— BEGIN Provided records —

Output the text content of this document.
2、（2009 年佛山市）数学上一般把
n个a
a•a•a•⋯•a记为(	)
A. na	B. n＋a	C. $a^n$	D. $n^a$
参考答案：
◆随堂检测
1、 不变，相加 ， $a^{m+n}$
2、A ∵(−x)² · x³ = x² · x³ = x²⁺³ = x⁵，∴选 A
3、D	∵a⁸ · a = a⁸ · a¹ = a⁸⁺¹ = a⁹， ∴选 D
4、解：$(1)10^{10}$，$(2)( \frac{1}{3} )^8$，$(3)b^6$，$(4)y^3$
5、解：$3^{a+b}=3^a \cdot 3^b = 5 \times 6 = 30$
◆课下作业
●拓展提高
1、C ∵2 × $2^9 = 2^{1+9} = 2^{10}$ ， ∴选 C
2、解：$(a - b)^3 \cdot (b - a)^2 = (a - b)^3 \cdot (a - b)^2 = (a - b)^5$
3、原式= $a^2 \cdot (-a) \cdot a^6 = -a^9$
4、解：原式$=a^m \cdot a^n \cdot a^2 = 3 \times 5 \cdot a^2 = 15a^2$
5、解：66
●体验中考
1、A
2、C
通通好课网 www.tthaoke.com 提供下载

— END Provided records —
— BEGIN Provided records —

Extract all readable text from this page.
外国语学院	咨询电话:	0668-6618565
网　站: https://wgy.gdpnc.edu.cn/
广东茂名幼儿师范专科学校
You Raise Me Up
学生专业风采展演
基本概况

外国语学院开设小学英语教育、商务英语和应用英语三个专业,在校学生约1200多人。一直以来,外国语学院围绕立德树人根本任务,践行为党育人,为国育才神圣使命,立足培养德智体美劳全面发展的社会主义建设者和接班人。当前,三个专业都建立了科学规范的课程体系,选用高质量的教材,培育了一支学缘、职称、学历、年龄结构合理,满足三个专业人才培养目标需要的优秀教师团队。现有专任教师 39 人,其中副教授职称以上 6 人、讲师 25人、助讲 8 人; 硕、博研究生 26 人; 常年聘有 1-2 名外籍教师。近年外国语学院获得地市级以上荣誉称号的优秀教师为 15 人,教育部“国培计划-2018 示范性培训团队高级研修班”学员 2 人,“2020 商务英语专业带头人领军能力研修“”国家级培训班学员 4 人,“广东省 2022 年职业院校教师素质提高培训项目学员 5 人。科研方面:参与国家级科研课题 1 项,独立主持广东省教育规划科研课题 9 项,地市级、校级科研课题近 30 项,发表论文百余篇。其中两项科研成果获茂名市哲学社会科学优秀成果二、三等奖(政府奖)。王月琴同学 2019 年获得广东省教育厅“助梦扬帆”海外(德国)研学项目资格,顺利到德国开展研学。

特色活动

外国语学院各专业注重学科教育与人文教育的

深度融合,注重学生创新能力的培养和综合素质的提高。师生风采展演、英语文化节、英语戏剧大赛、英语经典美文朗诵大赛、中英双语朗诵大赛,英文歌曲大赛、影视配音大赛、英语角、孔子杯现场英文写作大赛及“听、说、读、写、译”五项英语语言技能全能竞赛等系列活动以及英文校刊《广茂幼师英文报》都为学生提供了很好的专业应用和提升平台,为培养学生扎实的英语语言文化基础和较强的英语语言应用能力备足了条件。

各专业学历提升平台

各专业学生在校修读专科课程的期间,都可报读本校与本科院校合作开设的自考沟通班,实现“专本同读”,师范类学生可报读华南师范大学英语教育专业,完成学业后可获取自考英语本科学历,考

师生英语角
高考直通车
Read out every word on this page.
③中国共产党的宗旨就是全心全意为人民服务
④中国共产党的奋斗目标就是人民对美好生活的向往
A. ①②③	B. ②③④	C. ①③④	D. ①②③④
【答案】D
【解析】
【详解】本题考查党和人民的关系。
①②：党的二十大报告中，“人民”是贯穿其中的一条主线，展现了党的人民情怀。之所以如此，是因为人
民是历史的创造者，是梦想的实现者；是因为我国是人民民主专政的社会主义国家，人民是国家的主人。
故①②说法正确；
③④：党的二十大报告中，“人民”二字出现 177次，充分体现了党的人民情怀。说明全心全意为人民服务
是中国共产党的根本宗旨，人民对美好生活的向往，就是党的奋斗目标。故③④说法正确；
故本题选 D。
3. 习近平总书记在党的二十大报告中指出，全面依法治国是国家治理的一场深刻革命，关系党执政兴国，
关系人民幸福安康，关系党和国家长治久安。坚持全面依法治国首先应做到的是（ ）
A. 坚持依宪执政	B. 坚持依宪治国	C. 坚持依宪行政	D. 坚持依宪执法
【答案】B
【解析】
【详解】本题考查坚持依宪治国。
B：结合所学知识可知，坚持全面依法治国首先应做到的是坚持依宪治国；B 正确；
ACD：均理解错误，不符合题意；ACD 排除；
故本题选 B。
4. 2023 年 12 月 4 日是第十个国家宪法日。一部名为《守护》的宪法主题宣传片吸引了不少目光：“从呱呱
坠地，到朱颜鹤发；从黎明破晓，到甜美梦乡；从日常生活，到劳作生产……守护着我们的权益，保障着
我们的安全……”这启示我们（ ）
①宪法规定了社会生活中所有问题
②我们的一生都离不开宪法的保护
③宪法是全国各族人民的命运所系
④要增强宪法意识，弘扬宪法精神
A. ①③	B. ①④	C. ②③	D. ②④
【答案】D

— END Provided records —
— BEGIN Provided records —

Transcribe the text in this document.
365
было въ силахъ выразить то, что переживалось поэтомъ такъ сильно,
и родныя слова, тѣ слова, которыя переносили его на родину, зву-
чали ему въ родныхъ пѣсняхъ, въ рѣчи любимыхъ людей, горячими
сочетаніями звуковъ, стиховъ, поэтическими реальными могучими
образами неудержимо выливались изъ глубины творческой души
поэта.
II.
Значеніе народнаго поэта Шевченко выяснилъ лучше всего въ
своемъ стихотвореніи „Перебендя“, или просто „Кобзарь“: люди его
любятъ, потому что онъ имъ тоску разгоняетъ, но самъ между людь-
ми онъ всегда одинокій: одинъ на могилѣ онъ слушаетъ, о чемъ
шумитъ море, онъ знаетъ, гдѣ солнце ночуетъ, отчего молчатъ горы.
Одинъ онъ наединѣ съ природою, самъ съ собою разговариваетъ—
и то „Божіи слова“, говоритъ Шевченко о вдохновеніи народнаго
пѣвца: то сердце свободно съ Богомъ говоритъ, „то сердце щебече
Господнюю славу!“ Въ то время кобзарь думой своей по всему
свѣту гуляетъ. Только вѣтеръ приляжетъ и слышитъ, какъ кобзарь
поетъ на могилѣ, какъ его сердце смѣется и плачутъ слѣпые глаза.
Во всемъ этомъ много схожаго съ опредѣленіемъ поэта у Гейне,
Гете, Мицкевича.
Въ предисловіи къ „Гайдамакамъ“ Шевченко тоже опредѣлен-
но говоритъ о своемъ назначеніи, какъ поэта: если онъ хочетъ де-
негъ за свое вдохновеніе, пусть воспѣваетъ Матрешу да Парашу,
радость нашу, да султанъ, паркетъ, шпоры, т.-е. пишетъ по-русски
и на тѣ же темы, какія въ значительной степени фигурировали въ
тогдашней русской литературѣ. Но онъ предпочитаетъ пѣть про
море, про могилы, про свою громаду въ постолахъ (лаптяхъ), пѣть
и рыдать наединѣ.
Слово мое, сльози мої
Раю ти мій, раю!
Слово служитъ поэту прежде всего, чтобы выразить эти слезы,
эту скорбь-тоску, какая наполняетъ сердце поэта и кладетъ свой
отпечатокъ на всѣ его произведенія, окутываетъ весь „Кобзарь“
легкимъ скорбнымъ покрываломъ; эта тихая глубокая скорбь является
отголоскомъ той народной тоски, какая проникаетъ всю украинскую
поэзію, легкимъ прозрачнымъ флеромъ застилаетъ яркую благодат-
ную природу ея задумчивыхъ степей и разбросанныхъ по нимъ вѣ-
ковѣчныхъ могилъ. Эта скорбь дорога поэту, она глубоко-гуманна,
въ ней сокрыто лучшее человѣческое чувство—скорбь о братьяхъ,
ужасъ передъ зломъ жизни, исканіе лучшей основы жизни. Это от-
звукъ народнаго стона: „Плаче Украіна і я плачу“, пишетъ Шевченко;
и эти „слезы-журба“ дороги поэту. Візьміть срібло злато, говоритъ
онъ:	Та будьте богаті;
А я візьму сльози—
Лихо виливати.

— END Provided records —

» **What to work on**:
State how many lines of the listing hold the string "тоску"; reply with the number and nothing else.

» **The reply**:
2